SHORT TASK: Each line in the entries below that holds the string "this" is to be listed.

[Dataset records on visual material]
■ ■ ■ ■ ■ ■ ■

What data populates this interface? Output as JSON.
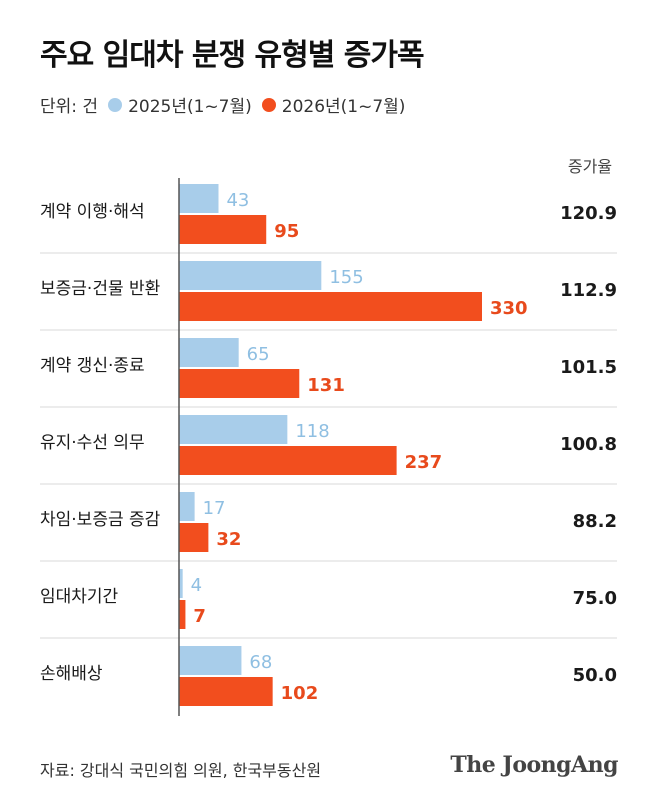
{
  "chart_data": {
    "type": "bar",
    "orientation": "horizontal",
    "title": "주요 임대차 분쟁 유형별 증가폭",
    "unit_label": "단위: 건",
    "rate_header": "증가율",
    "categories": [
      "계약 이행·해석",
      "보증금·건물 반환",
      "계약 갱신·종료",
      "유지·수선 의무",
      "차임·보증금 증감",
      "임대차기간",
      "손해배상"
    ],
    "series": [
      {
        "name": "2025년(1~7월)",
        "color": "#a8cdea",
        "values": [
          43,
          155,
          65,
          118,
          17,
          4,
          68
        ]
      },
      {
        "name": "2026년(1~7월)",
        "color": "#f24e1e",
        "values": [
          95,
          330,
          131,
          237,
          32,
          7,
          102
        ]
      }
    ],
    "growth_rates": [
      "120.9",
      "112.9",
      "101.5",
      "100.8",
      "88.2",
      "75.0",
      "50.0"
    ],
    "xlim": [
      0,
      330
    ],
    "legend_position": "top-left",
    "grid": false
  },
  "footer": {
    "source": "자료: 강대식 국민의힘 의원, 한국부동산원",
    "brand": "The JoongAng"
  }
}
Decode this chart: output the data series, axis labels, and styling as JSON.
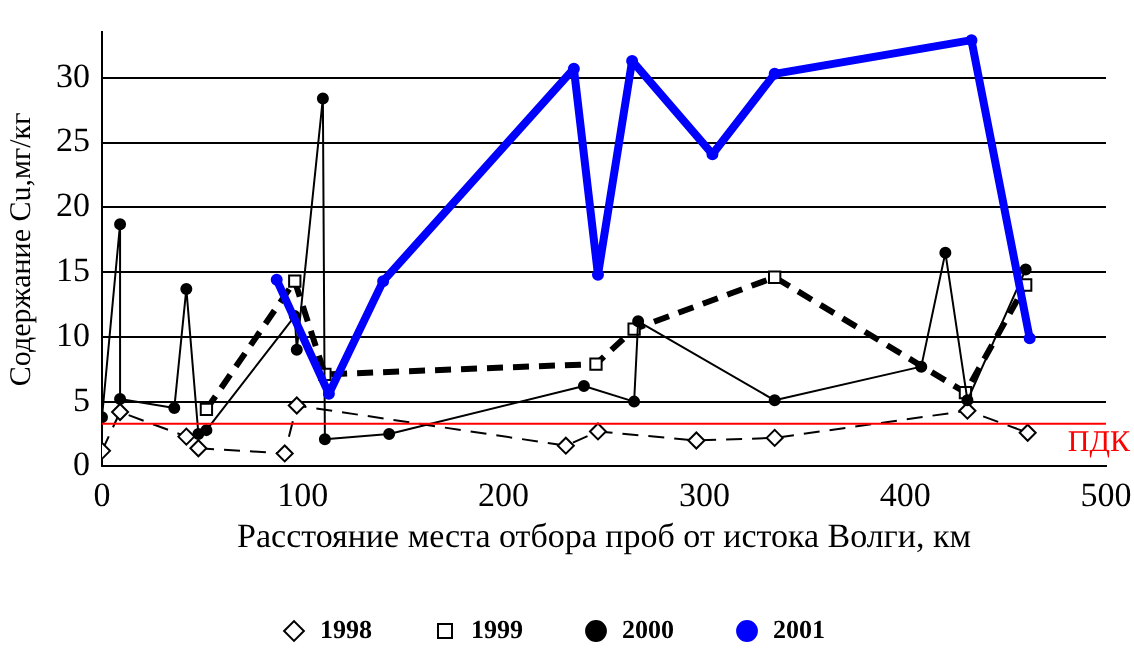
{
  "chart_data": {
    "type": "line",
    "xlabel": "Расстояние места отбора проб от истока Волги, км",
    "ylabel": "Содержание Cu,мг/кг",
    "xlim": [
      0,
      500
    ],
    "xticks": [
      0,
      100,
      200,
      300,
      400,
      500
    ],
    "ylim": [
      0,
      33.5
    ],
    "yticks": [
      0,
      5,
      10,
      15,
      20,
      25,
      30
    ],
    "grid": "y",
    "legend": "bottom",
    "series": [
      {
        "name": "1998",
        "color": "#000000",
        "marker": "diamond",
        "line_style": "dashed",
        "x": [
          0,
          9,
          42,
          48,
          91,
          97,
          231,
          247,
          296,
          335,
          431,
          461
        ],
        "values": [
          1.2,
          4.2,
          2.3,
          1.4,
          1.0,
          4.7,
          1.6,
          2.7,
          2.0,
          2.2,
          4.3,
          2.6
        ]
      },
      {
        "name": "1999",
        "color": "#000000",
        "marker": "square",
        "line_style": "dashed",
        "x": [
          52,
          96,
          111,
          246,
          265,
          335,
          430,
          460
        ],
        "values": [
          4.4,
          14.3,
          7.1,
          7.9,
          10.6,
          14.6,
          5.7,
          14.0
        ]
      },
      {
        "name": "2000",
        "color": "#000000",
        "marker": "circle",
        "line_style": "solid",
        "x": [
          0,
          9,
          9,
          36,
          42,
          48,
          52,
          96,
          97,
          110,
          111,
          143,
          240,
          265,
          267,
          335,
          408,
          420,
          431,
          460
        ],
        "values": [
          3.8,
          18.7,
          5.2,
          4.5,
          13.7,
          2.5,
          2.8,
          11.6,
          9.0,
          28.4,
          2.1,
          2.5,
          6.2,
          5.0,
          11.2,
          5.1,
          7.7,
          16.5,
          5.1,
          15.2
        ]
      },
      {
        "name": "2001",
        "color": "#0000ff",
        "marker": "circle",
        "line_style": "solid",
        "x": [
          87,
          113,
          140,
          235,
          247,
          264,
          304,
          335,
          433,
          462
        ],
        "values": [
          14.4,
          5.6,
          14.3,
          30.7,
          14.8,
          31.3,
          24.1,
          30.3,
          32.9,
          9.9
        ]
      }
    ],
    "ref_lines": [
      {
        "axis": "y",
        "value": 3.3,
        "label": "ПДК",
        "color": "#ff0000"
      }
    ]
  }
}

■ ■ ■ ■ ■ ■ ■

SOLUTION:
What data populates this interface? Output as JSON.
Decode this chart: output the data series, axis labels, and styling as JSON.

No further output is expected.